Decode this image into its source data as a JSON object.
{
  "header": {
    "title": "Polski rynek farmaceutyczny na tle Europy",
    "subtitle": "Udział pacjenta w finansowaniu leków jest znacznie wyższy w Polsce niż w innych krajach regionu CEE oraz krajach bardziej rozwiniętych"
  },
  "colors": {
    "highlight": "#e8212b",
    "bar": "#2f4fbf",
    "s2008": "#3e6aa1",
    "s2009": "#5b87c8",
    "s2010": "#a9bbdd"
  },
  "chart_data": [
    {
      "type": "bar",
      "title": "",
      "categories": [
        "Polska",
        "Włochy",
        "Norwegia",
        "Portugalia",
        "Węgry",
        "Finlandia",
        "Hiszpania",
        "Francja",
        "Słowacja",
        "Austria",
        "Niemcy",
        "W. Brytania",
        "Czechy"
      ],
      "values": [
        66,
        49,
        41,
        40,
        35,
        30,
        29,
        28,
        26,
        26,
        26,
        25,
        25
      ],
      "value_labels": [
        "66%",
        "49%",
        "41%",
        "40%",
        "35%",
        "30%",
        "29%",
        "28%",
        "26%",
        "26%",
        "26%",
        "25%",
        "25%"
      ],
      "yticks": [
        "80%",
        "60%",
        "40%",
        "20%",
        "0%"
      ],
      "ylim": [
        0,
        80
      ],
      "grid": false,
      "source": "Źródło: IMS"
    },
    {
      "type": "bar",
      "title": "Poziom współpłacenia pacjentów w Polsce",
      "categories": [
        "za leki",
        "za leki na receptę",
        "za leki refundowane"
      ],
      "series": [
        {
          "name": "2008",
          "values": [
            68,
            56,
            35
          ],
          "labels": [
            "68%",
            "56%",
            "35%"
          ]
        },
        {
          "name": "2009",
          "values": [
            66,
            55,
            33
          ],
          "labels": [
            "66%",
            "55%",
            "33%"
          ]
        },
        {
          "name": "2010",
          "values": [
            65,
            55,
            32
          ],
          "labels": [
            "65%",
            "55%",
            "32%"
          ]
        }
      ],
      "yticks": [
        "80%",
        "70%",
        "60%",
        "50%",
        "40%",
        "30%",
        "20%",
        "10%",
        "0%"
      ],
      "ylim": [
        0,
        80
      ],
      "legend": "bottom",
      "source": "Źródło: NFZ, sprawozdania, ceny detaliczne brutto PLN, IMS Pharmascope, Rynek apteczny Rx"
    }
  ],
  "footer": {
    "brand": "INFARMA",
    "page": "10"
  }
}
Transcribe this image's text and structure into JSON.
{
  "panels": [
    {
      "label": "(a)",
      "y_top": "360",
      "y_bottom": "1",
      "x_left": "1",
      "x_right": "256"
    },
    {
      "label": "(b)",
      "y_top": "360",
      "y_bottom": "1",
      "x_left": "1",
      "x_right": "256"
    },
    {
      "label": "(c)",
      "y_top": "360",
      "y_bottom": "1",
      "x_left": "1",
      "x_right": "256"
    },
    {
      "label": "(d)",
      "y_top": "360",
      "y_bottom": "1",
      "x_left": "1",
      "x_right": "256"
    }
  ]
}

____

TASK ▸ Please output the entries above, every line exactly as it reads.

TASK RESULT ▸
Decode this image into its source data as a JSON object.
{
  "header": {
    "title": "Polski rynek farmaceutyczny na tle Europy",
    "subtitle": "Udział pacjenta w finansowaniu leków jest znacznie wyższy w Polsce niż w innych krajach regionu CEE oraz krajach bardziej rozwiniętych"
  },
  "colors": {
    "highlight": "#e8212b",
    "bar": "#2f4fbf",
    "s2008": "#3e6aa1",
    "s2009": "#5b87c8",
    "s2010": "#a9bbdd"
  },
  "chart_data": [
    {
      "type": "bar",
      "title": "",
      "categories": [
        "Polska",
        "Włochy",
        "Norwegia",
        "Portugalia",
        "Węgry",
        "Finlandia",
        "Hiszpania",
        "Francja",
        "Słowacja",
        "Austria",
        "Niemcy",
        "W. Brytania",
        "Czechy"
      ],
      "values": [
        66,
        49,
        41,
        40,
        35,
        30,
        29,
        28,
        26,
        26,
        26,
        25,
        25
      ],
      "value_labels": [
        "66%",
        "49%",
        "41%",
        "40%",
        "35%",
        "30%",
        "29%",
        "28%",
        "26%",
        "26%",
        "26%",
        "25%",
        "25%"
      ],
      "yticks": [
        "80%",
        "60%",
        "40%",
        "20%",
        "0%"
      ],
      "ylim": [
        0,
        80
      ],
      "grid": false,
      "source": "Źródło: IMS"
    },
    {
      "type": "bar",
      "title": "Poziom współpłacenia pacjentów w Polsce",
      "categories": [
        "za leki",
        "za leki na receptę",
        "za leki refundowane"
      ],
      "series": [
        {
          "name": "2008",
          "values": [
            68,
            56,
            35
          ],
          "labels": [
            "68%",
            "56%",
            "35%"
          ]
        },
        {
          "name": "2009",
          "values": [
            66,
            55,
            33
          ],
          "labels": [
            "66%",
            "55%",
            "33%"
          ]
        },
        {
          "name": "2010",
          "values": [
            65,
            55,
            32
          ],
          "labels": [
            "65%",
            "55%",
            "32%"
          ]
        }
      ],
      "yticks": [
        "80%",
        "70%",
        "60%",
        "50%",
        "40%",
        "30%",
        "20%",
        "10%",
        "0%"
      ],
      "ylim": [
        0,
        80
      ],
      "legend": "bottom",
      "source": "Źródło: NFZ, sprawozdania, ceny detaliczne brutto PLN, IMS Pharmascope, Rynek apteczny Rx"
    }
  ],
  "footer": {
    "brand": "INFARMA",
    "page": "10"
  }
}
Transcribe this image's text and structure into JSON.
{
  "panels": [
    {
      "label": "(a)",
      "y_top": "360",
      "y_bottom": "1",
      "x_left": "1",
      "x_right": "256"
    },
    {
      "label": "(b)",
      "y_top": "360",
      "y_bottom": "1",
      "x_left": "1",
      "x_right": "256"
    },
    {
      "label": "(c)",
      "y_top": "360",
      "y_bottom": "1",
      "x_left": "1",
      "x_right": "256"
    },
    {
      "label": "(d)",
      "y_top": "360",
      "y_bottom": "1",
      "x_left": "1",
      "x_right": "256"
    }
  ]
}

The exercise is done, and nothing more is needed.